Each record is to be printed again precisely as it reads.
## Start INFORMATION PROVIDED
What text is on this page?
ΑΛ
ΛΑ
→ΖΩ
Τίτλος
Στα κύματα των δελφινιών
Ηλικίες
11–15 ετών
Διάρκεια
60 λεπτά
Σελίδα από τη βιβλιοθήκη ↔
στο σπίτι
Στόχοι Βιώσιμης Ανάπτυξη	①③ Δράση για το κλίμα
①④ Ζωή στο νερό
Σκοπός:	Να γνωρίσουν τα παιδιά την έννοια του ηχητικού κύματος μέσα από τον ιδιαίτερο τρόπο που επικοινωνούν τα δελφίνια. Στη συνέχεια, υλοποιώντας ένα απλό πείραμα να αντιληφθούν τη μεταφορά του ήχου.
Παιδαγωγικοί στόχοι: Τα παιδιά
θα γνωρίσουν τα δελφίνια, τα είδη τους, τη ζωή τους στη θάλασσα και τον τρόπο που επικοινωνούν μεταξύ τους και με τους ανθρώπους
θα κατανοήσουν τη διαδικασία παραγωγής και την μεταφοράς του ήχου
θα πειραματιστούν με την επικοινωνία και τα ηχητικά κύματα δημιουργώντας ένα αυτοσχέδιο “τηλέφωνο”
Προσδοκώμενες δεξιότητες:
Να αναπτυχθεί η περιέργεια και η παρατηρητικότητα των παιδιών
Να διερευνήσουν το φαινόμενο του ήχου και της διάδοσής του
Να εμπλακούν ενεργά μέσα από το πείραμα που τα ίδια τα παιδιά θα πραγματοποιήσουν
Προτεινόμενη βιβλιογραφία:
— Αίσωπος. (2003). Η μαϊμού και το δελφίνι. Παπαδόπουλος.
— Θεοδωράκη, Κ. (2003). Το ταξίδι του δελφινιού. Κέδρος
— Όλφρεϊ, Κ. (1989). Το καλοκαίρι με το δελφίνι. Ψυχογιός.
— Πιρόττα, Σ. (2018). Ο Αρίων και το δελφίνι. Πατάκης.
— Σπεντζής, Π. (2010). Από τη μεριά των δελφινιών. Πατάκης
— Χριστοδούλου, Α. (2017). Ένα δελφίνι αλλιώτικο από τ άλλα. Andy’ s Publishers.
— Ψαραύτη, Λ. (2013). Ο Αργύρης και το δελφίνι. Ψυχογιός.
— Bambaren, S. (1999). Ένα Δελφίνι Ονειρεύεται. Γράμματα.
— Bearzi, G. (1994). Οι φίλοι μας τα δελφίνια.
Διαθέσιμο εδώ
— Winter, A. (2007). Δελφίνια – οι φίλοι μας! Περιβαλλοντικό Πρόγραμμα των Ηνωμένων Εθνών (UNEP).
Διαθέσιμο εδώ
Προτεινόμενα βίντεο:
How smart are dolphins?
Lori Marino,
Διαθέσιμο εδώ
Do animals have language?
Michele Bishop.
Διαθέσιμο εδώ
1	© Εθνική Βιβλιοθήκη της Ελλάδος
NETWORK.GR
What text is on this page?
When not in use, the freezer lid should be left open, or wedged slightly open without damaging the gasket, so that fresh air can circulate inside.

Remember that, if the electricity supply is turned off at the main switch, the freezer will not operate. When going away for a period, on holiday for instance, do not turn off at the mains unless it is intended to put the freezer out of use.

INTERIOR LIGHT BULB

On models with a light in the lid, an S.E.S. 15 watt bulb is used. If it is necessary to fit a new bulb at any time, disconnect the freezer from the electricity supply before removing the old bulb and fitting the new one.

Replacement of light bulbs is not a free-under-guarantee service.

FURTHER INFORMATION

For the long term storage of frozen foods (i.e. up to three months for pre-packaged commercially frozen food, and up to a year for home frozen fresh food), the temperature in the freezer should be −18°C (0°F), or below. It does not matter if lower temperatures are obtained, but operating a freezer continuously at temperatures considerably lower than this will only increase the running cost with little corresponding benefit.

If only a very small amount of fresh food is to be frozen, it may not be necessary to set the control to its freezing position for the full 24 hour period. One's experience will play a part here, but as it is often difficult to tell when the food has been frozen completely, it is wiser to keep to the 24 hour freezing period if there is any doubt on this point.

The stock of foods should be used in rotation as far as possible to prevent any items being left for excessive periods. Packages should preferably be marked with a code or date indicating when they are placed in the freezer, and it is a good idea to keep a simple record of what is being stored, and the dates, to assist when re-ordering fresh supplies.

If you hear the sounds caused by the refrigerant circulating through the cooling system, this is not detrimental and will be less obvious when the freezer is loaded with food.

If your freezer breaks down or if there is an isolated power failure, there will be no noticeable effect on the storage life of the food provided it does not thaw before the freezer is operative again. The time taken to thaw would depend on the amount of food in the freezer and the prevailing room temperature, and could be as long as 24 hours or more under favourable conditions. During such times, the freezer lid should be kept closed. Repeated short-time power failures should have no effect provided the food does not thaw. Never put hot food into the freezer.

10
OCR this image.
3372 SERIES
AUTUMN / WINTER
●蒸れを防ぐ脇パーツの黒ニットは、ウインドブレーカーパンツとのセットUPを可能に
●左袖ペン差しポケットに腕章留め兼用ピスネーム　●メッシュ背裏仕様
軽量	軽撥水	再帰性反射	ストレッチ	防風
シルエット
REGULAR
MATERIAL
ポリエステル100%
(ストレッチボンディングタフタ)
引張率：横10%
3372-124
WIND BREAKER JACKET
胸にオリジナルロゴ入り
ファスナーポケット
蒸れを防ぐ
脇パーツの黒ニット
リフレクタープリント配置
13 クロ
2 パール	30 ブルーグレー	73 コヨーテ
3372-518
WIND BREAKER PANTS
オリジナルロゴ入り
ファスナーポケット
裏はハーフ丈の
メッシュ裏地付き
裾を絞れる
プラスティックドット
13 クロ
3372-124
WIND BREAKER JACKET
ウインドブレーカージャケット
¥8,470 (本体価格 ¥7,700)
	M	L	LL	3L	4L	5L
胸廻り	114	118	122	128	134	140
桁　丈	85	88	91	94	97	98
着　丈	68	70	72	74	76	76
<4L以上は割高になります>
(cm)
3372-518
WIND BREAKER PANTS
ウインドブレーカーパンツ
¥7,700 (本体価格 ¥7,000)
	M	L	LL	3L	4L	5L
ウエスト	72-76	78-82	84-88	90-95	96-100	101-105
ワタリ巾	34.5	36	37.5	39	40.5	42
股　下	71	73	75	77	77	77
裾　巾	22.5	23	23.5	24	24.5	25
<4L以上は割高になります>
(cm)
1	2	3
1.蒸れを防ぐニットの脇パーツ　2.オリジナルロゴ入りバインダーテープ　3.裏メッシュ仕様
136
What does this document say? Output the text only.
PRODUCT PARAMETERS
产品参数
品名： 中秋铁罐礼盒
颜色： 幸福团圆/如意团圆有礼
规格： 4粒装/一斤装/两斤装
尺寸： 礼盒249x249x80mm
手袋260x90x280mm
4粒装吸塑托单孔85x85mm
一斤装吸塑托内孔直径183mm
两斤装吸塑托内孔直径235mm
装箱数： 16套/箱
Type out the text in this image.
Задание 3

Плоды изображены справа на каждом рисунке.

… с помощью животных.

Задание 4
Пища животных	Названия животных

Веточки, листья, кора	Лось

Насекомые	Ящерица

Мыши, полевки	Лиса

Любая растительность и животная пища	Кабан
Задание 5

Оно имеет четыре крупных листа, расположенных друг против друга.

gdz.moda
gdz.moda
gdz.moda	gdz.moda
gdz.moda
## End INFORMATION PROVIDED
WRITTEN RESPONSE ::
What text is on this page?
ΑΛ
ΛΑ
→ΖΩ
Τίτλος
Στα κύματα των δελφινιών
Ηλικίες
11–15 ετών
Διάρκεια
60 λεπτά
Σελίδα από τη βιβλιοθήκη ↔
στο σπίτι
Στόχοι Βιώσιμης Ανάπτυξη	①③ Δράση για το κλίμα
①④ Ζωή στο νερό
Σκοπός:	Να γνωρίσουν τα παιδιά την έννοια του ηχητικού κύματος μέσα από τον ιδιαίτερο τρόπο που επικοινωνούν τα δελφίνια. Στη συνέχεια, υλοποιώντας ένα απλό πείραμα να αντιληφθούν τη μεταφορά του ήχου.
Παιδαγωγικοί στόχοι: Τα παιδιά
θα γνωρίσουν τα δελφίνια, τα είδη τους, τη ζωή τους στη θάλασσα και τον τρόπο που επικοινωνούν μεταξύ τους και με τους ανθρώπους
θα κατανοήσουν τη διαδικασία παραγωγής και την μεταφοράς του ήχου
θα πειραματιστούν με την επικοινωνία και τα ηχητικά κύματα δημιουργώντας ένα αυτοσχέδιο “τηλέφωνο”
Προσδοκώμενες δεξιότητες:
Να αναπτυχθεί η περιέργεια και η παρατηρητικότητα των παιδιών
Να διερευνήσουν το φαινόμενο του ήχου και της διάδοσής του
Να εμπλακούν ενεργά μέσα από το πείραμα που τα ίδια τα παιδιά θα πραγματοποιήσουν
Προτεινόμενη βιβλιογραφία:
— Αίσωπος. (2003). Η μαϊμού και το δελφίνι. Παπαδόπουλος.
— Θεοδωράκη, Κ. (2003). Το ταξίδι του δελφινιού. Κέδρος
— Όλφρεϊ, Κ. (1989). Το καλοκαίρι με το δελφίνι. Ψυχογιός.
— Πιρόττα, Σ. (2018). Ο Αρίων και το δελφίνι. Πατάκης.
— Σπεντζής, Π. (2010). Από τη μεριά των δελφινιών. Πατάκης
— Χριστοδούλου, Α. (2017). Ένα δελφίνι αλλιώτικο από τ άλλα. Andy’ s Publishers.
— Ψαραύτη, Λ. (2013). Ο Αργύρης και το δελφίνι. Ψυχογιός.
— Bambaren, S. (1999). Ένα Δελφίνι Ονειρεύεται. Γράμματα.
— Bearzi, G. (1994). Οι φίλοι μας τα δελφίνια.
Διαθέσιμο εδώ
— Winter, A. (2007). Δελφίνια – οι φίλοι μας! Περιβαλλοντικό Πρόγραμμα των Ηνωμένων Εθνών (UNEP).
Διαθέσιμο εδώ
Προτεινόμενα βίντεο:
How smart are dolphins?
Lori Marino,
Διαθέσιμο εδώ
Do animals have language?
Michele Bishop.
Διαθέσιμο εδώ
1	© Εθνική Βιβλιοθήκη της Ελλάδος
NETWORK.GR
What text is on this page?
When not in use, the freezer lid should be left open, or wedged slightly open without damaging the gasket, so that fresh air can circulate inside.

Remember that, if the electricity supply is turned off at the main switch, the freezer will not operate. When going away for a period, on holiday for instance, do not turn off at the mains unless it is intended to put the freezer out of use.

INTERIOR LIGHT BULB

On models with a light in the lid, an S.E.S. 15 watt bulb is used. If it is necessary to fit a new bulb at any time, disconnect the freezer from the electricity supply before removing the old bulb and fitting the new one.

Replacement of light bulbs is not a free-under-guarantee service.

FURTHER INFORMATION

For the long term storage of frozen foods (i.e. up to three months for pre-packaged commercially frozen food, and up to a year for home frozen fresh food), the temperature in the freezer should be −18°C (0°F), or below. It does not matter if lower temperatures are obtained, but operating a freezer continuously at temperatures considerably lower than this will only increase the running cost with little corresponding benefit.

If only a very small amount of fresh food is to be frozen, it may not be necessary to set the control to its freezing position for the full 24 hour period. One's experience will play a part here, but as it is often difficult to tell when the food has been frozen completely, it is wiser to keep to the 24 hour freezing period if there is any doubt on this point.

The stock of foods should be used in rotation as far as possible to prevent any items being left for excessive periods. Packages should preferably be marked with a code or date indicating when they are placed in the freezer, and it is a good idea to keep a simple record of what is being stored, and the dates, to assist when re-ordering fresh supplies.

If you hear the sounds caused by the refrigerant circulating through the cooling system, this is not detrimental and will be less obvious when the freezer is loaded with food.

If your freezer breaks down or if there is an isolated power failure, there will be no noticeable effect on the storage life of the food provided it does not thaw before the freezer is operative again. The time taken to thaw would depend on the amount of food in the freezer and the prevailing room temperature, and could be as long as 24 hours or more under favourable conditions. During such times, the freezer lid should be kept closed. Repeated short-time power failures should have no effect provided the food does not thaw. Never put hot food into the freezer.

10
OCR this image.
3372 SERIES
AUTUMN / WINTER
●蒸れを防ぐ脇パーツの黒ニットは、ウインドブレーカーパンツとのセットUPを可能に
●左袖ペン差しポケットに腕章留め兼用ピスネーム　●メッシュ背裏仕様
軽量	軽撥水	再帰性反射	ストレッチ	防風
シルエット
REGULAR
MATERIAL
ポリエステル100%
(ストレッチボンディングタフタ)
引張率：横10%
3372-124
WIND BREAKER JACKET
胸にオリジナルロゴ入り
ファスナーポケット
蒸れを防ぐ
脇パーツの黒ニット
リフレクタープリント配置
13 クロ
2 パール	30 ブルーグレー	73 コヨーテ
3372-518
WIND BREAKER PANTS
オリジナルロゴ入り
ファスナーポケット
裏はハーフ丈の
メッシュ裏地付き
裾を絞れる
プラスティックドット
13 クロ
3372-124
WIND BREAKER JACKET
ウインドブレーカージャケット
¥8,470 (本体価格 ¥7,700)
	M	L	LL	3L	4L	5L
胸廻り	114	118	122	128	134	140
桁　丈	85	88	91	94	97	98
着　丈	68	70	72	74	76	76
<4L以上は割高になります>
(cm)
3372-518
WIND BREAKER PANTS
ウインドブレーカーパンツ
¥7,700 (本体価格 ¥7,000)
	M	L	LL	3L	4L	5L
ウエスト	72-76	78-82	84-88	90-95	96-100	101-105
ワタリ巾	34.5	36	37.5	39	40.5	42
股　下	71	73	75	77	77	77
裾　巾	22.5	23	23.5	24	24.5	25
<4L以上は割高になります>
(cm)
1	2	3
1.蒸れを防ぐニットの脇パーツ　2.オリジナルロゴ入りバインダーテープ　3.裏メッシュ仕様
136
What does this document say? Output the text only.
PRODUCT PARAMETERS
产品参数
品名： 中秋铁罐礼盒
颜色： 幸福团圆/如意团圆有礼
规格： 4粒装/一斤装/两斤装
尺寸： 礼盒249x249x80mm
手袋260x90x280mm
4粒装吸塑托单孔85x85mm
一斤装吸塑托内孔直径183mm
两斤装吸塑托内孔直径235mm
装箱数： 16套/箱
Type out the text in this image.
Задание 3

Плоды изображены справа на каждом рисунке.

… с помощью животных.

Задание 4
Пища животных	Названия животных

Веточки, листья, кора	Лось

Насекомые	Ящерица

Мыши, полевки	Лиса

Любая растительность и животная пища	Кабан
Задание 5

Оно имеет четыре крупных листа, расположенных друг против друга.

gdz.moda
gdz.moda
gdz.moda	gdz.moda
gdz.moda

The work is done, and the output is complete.